**Goal**
Only lines holding the string "katris" are wanted; copy each one from the material.

Dataset records

▬▬▬

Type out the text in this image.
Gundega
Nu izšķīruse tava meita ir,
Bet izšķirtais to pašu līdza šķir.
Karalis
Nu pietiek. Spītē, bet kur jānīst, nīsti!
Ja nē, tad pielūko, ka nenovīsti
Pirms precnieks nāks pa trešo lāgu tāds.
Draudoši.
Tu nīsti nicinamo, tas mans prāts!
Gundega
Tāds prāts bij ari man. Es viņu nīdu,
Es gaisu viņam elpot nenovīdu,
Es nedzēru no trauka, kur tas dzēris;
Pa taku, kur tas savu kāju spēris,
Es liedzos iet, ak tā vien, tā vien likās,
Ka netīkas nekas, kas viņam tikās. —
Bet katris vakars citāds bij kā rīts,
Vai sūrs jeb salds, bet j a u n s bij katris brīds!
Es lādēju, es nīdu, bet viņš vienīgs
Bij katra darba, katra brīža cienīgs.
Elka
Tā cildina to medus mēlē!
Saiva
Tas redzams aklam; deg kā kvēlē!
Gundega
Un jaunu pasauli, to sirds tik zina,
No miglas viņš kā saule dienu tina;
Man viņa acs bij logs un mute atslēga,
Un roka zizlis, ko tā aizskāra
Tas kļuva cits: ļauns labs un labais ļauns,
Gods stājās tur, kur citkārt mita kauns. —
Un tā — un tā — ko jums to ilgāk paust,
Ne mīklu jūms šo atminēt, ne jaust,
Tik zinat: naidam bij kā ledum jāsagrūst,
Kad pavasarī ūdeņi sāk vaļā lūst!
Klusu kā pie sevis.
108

▬▬▬

**Output for this exercise**
Bet katris vakars citāds bij kā rīts,
Vai sūrs jeb salds, bet j a u n s bij katris brīds!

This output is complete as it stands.